• OBJECTIVE:
Can you arrange everything from the start of the records down through the line containing "community-topic: Topic xyxy=(716,120,811,149)" as a JSON list of strings, one string per line, with blank lines left out?

• DATA IN THIS EXERCISE:
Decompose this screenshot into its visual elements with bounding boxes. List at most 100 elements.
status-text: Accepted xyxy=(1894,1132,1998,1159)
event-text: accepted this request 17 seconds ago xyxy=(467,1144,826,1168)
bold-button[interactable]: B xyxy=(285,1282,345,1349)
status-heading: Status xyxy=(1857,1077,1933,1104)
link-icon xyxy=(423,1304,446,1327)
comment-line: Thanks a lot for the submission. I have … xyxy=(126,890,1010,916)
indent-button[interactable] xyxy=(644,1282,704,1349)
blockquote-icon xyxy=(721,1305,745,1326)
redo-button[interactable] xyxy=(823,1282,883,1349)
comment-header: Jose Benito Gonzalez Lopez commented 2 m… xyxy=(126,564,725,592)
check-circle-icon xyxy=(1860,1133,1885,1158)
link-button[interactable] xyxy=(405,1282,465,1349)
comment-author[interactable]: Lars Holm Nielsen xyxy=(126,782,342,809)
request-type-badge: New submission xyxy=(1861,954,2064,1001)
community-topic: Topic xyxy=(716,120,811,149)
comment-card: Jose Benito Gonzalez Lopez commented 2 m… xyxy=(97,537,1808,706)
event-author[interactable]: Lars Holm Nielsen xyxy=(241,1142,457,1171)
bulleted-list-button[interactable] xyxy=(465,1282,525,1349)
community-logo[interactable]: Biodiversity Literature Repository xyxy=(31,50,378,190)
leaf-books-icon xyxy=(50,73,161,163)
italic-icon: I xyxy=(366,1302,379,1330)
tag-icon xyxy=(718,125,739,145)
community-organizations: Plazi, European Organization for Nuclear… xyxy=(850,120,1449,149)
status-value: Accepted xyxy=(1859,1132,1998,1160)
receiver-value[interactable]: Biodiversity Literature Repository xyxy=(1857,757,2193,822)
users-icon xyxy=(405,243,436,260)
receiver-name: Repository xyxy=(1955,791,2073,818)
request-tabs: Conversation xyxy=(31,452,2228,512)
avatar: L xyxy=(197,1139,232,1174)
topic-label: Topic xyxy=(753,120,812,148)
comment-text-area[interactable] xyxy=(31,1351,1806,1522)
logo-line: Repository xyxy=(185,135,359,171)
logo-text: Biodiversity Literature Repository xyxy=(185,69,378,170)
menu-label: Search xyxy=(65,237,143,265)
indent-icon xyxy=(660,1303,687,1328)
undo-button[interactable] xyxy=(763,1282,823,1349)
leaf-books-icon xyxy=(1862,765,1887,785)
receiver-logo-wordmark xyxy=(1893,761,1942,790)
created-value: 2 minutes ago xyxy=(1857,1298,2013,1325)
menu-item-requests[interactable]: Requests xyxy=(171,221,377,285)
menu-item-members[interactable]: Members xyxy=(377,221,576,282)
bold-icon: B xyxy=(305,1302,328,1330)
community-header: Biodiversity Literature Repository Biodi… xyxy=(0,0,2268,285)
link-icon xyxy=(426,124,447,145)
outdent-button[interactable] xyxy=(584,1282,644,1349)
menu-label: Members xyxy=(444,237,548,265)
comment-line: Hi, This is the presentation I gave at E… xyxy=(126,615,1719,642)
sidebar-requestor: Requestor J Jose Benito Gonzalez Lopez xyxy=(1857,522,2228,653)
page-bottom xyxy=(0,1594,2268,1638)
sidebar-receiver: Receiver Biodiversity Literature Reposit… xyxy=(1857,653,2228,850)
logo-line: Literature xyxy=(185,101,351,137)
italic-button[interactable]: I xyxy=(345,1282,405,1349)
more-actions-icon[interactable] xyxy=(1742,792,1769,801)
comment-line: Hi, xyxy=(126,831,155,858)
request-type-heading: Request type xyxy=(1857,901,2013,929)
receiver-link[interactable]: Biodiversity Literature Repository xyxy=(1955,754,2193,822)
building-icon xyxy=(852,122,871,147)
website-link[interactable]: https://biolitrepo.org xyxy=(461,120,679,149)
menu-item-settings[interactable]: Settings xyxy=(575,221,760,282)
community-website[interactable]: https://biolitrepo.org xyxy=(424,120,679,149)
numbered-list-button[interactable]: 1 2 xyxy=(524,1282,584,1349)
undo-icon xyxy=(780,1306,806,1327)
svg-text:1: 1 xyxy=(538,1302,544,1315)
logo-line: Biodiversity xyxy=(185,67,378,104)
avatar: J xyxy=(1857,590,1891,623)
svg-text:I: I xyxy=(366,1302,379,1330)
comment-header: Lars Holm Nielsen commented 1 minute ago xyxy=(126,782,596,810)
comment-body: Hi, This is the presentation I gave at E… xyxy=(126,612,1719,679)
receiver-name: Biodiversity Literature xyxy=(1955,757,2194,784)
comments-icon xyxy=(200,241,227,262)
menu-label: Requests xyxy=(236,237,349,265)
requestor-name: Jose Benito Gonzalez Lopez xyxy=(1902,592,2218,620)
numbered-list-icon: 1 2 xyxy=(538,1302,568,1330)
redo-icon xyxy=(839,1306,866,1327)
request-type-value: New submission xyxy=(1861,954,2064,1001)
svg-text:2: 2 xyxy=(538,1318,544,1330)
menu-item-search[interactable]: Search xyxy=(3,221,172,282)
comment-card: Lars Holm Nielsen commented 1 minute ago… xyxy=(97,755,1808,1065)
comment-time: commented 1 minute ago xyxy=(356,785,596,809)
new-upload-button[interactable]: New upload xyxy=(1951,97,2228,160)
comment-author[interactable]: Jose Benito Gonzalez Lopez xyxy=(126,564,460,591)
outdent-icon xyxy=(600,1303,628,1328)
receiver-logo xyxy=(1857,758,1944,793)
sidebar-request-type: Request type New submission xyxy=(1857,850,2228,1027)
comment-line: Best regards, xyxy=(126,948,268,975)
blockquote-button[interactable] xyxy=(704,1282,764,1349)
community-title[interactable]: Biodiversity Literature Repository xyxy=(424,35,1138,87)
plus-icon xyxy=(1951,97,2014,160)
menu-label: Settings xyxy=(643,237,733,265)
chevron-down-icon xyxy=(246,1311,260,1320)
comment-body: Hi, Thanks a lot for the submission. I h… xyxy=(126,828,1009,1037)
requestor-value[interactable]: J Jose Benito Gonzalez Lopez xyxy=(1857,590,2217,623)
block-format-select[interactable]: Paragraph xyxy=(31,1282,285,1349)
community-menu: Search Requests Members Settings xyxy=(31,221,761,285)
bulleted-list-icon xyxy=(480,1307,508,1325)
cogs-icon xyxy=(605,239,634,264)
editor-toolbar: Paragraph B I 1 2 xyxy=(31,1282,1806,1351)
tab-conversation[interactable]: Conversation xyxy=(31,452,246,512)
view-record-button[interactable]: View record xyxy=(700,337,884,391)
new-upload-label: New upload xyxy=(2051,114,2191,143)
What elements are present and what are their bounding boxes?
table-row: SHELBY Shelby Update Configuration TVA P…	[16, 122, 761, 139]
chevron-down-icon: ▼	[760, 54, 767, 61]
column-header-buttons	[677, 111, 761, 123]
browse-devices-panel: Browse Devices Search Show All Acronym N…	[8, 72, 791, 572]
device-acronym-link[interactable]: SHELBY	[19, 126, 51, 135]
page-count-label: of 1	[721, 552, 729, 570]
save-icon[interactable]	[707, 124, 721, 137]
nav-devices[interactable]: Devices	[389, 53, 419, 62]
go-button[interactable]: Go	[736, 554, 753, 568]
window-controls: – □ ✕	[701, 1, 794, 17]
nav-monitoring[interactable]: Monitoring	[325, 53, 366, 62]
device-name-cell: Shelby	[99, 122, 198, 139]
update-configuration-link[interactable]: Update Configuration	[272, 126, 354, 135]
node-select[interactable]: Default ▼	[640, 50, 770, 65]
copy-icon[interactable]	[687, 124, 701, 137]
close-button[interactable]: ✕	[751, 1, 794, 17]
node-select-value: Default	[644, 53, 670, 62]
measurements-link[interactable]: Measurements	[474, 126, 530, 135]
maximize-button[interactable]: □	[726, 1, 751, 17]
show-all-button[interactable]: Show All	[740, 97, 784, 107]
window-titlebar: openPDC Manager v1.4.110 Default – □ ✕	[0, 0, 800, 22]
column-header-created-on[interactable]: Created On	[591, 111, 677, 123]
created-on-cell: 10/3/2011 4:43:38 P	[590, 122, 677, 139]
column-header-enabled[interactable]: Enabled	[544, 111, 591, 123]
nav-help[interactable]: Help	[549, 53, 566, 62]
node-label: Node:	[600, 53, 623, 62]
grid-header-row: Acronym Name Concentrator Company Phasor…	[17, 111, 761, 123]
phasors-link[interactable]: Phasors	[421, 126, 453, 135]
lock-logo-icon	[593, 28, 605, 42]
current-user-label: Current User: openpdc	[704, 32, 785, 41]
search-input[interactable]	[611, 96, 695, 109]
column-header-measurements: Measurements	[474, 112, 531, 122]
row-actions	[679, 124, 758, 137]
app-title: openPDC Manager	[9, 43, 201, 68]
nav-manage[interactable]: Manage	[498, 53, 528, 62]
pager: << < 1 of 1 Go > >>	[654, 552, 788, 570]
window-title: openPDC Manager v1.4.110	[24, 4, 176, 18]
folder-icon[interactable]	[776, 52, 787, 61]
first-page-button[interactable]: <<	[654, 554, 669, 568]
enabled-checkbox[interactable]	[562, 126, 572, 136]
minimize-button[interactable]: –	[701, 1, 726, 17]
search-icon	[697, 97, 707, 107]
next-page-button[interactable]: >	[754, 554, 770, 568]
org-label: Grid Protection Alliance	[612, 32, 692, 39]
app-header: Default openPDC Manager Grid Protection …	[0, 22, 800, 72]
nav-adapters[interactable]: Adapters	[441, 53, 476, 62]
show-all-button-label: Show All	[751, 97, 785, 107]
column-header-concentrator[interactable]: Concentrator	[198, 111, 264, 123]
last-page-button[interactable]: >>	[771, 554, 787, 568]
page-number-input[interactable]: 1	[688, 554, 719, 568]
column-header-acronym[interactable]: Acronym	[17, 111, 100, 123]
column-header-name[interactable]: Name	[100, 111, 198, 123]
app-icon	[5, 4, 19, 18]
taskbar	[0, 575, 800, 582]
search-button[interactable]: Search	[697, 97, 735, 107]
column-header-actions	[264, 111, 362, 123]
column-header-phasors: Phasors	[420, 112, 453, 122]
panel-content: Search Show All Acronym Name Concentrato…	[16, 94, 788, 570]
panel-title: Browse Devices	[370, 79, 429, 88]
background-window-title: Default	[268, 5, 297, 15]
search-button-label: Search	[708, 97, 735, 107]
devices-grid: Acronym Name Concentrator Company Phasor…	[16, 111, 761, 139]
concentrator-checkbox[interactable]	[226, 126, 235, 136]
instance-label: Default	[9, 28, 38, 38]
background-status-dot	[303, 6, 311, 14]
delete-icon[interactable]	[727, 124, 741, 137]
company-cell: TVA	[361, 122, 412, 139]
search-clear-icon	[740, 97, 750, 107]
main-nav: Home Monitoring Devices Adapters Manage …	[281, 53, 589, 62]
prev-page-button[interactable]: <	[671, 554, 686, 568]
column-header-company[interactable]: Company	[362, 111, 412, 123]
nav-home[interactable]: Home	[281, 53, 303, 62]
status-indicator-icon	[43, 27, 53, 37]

• OUTPUT OF THE EXERCISE:
[
  "Decompose this screenshot into its visual elements with bounding boxes. List at most 100 elements.",
  "status-text: Accepted xyxy=(1894,1132,1998,1159)",
  "event-text: accepted this request 17 seconds ago xyxy=(467,1144,826,1168)",
  "bold-button[interactable]: B xyxy=(285,1282,345,1349)",
  "status-heading: Status xyxy=(1857,1077,1933,1104)",
  "link-icon xyxy=(423,1304,446,1327)",
  "comment-line: Thanks a lot for the submission. I have … xyxy=(126,890,1010,916)",
  "indent-button[interactable] xyxy=(644,1282,704,1349)",
  "blockquote-icon xyxy=(721,1305,745,1326)",
  "redo-button[interactable] xyxy=(823,1282,883,1349)",
  "comment-header: Jose Benito Gonzalez Lopez commented 2 m… xyxy=(126,564,725,592)",
  "check-circle-icon xyxy=(1860,1133,1885,1158)",
  "link-button[interactable] xyxy=(405,1282,465,1349)",
  "comment-author[interactable]: Lars Holm Nielsen xyxy=(126,782,342,809)",
  "request-type-badge: New submission xyxy=(1861,954,2064,1001)",
  "community-topic: Topic xyxy=(716,120,811,149)"
]